▸ Exercise data:

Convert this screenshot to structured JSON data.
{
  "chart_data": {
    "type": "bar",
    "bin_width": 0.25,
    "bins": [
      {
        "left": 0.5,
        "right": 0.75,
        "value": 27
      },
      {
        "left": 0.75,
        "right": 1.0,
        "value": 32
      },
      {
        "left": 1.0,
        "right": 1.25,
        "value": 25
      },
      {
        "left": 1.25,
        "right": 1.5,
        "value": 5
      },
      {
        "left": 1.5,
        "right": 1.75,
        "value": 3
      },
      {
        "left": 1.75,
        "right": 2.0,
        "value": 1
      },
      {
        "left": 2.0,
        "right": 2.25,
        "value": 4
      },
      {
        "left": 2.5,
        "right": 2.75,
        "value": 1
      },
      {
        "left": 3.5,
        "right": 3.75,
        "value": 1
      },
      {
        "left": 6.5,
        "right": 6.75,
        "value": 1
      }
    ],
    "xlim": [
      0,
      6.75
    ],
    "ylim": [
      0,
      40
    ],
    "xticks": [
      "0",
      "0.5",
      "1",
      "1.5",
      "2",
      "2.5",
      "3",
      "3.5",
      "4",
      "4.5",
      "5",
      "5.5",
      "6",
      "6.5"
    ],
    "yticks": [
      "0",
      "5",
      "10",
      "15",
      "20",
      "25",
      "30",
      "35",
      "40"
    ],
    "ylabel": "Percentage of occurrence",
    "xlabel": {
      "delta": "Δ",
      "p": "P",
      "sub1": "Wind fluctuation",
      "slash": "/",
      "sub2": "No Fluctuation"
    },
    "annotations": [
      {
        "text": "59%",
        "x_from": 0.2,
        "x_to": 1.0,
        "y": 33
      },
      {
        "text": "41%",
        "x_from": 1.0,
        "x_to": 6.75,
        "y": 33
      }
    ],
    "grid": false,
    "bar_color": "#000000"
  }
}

▸ Work to do:
Where a line in the material above holds "right", copy that line.

▸ Exercise solution:
        "right": 0.75,
        "right": 1.0,
        "right": 1.25,
        "right": 1.5,
        "right": 1.75,
        "right": 2.0,
        "right": 2.25,
        "right": 2.75,
        "right": 3.75,
        "right": 6.75,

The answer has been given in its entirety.